» Exercise objective: Set down the full listing exactly as given. Any pictures are to be left out.

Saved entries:
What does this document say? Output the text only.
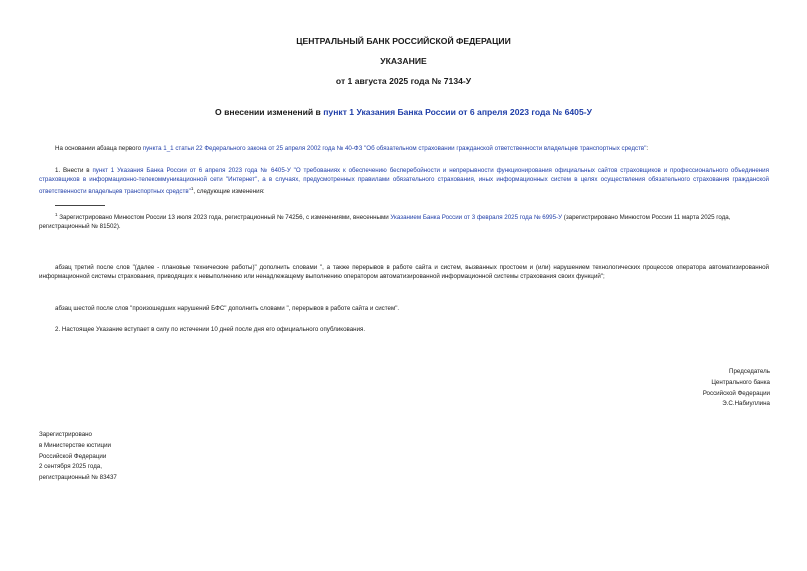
ЦЕНТРАЛЬНЫЙ БАНК РОССИЙСКОЙ ФЕДЕРАЦИИ
УКАЗАНИЕ
от 1 августа 2025 года № 7134-У
О внесении изменений в пункт 1 Указания Банка России от 6 апреля 2023 года № 6405-У
На основании абзаца первого пункта 1_1 статьи 22 Федерального закона от 25 апреля 2002 года № 40-ФЗ "Об обязательном страховании гражданской ответственности владельцев транспортных средств":
1. Внести в пункт 1 Указания Банка России от 6 апреля 2023 года № 6405-У "О требованиях к обеспечению бесперебойности и непрерывности функционирования официальных сайтов страховщиков и профессионального объединения страховщиков в информационно-телекоммуникационной сети "Интернет", а в случаях, предусмотренных правилами обязательного страхования, иных информационных систем в целях осуществления обязательного страхования гражданской ответственности владельцев транспортных средств"$^1$, следующие изменения:
$^1$ Зарегистрировано Минюстом России 13 июля 2023 года, регистрационный № 74256, с изменениями, внесенными Указанием Банка России от 3 февраля 2025 года № 6995-У (зарегистрировано Минюстом России 11 марта 2025 года, регистрационный № 81502).
абзац третий после слов "(далее - плановые технические работы)" дополнить словами ", а также перерывов в работе сайта и систем, вызванных простоем и (или) нарушением технологических процессов оператора автоматизированной информационной системы страхования, приводящих к невыполнению или ненадлежащему выполнению оператором автоматизированной информационной системы страхования своих функций";
абзац шестой после слов "произошедших нарушений БФС" дополнить словами ", перерывов в работе сайта и систем".
2. Настоящее Указание вступает в силу по истечении 10 дней после дня его официального опубликования.
Председатель
Центрального банка
Российской Федерации
Э.С.Набиуллина
Зарегистрировано
в Министерстве юстиции
Российской Федерации
2 сентября 2025 года,
регистрационный № 83437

» Written answer:
What does this document say? Output the text only.
ЦЕНТРАЛЬНЫЙ БАНК РОССИЙСКОЙ ФЕДЕРАЦИИ
УКАЗАНИЕ
от 1 августа 2025 года № 7134-У
О внесении изменений в пункт 1 Указания Банка России от 6 апреля 2023 года № 6405-У
На основании абзаца первого пункта 1_1 статьи 22 Федерального закона от 25 апреля 2002 года № 40-ФЗ "Об обязательном страховании гражданской ответственности владельцев транспортных средств":
1. Внести в пункт 1 Указания Банка России от 6 апреля 2023 года № 6405-У "О требованиях к обеспечению бесперебойности и непрерывности функционирования официальных сайтов страховщиков и профессионального объединения страховщиков в информационно-телекоммуникационной сети "Интернет", а в случаях, предусмотренных правилами обязательного страхования, иных информационных систем в целях осуществления обязательного страхования гражданской ответственности владельцев транспортных средств"$^1$, следующие изменения:
$^1$ Зарегистрировано Минюстом России 13 июля 2023 года, регистрационный № 74256, с изменениями, внесенными Указанием Банка России от 3 февраля 2025 года № 6995-У (зарегистрировано Минюстом России 11 марта 2025 года, регистрационный № 81502).
абзац третий после слов "(далее - плановые технические работы)" дополнить словами ", а также перерывов в работе сайта и систем, вызванных простоем и (или) нарушением технологических процессов оператора автоматизированной информационной системы страхования, приводящих к невыполнению или ненадлежащему выполнению оператором автоматизированной информационной системы страхования своих функций";
абзац шестой после слов "произошедших нарушений БФС" дополнить словами ", перерывов в работе сайта и систем".
2. Настоящее Указание вступает в силу по истечении 10 дней после дня его официального опубликования.
Председатель
Центрального банка
Российской Федерации
Э.С.Набиуллина
Зарегистрировано
в Министерстве юстиции
Российской Федерации
2 сентября 2025 года,
регистрационный № 83437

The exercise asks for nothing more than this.